Pull each line holding "that" out of the entries below.

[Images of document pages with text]

=-=-=-=-=

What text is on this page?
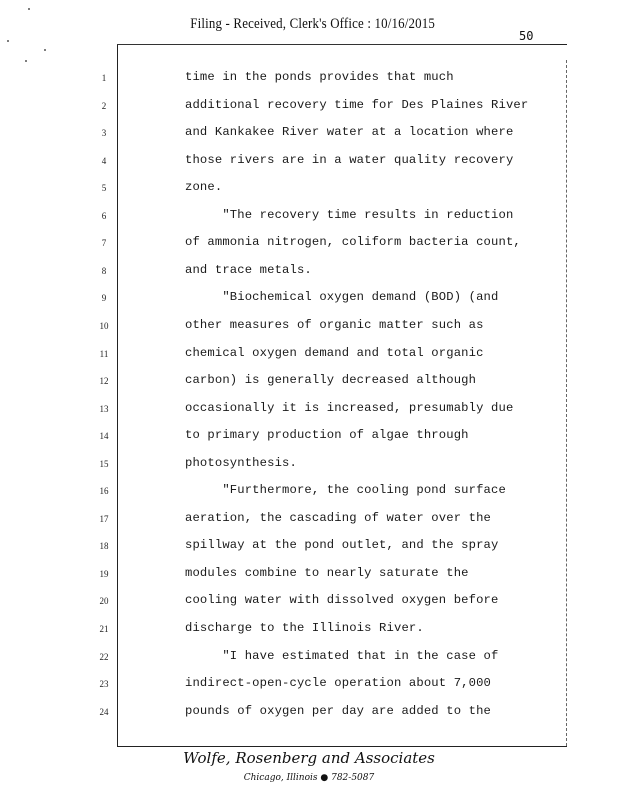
Filing - Received, Clerk's Office : 10/16/2015
50
1	time in the ponds provides that much
2	additional recovery time for Des Plaines River
3	and Kankakee River water at a location where
4	those rivers are in a water quality recovery
5	zone.
6	"The recovery time results in reduction
7	of ammonia nitrogen, coliform bacteria count,
8	and trace metals.
9	"Biochemical oxygen demand (BOD) (and
10	other measures of organic matter such as
11	chemical oxygen demand and total organic
12	carbon) is generally decreased although
13	occasionally it is increased, presumably due
14	to primary production of algae through
15	photosynthesis.
16	"Furthermore, the cooling pond surface
17	aeration, the cascading of water over the
18	spillway at the pond outlet, and the spray
19	modules combine to nearly saturate the
20	cooling water with dissolved oxygen before
21	discharge to the Illinois River.
22	"I have estimated that in the case of
23	indirect-open-cycle operation about 7,000
24	pounds of oxygen per day are added to the
Wolfe, Rosenberg and Associates
Chicago, Illinois ● 782-5087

=-=-=-=-=

▶ _Solution to the problem_:
1	time in the ponds provides that much
22	"I have estimated that in the case of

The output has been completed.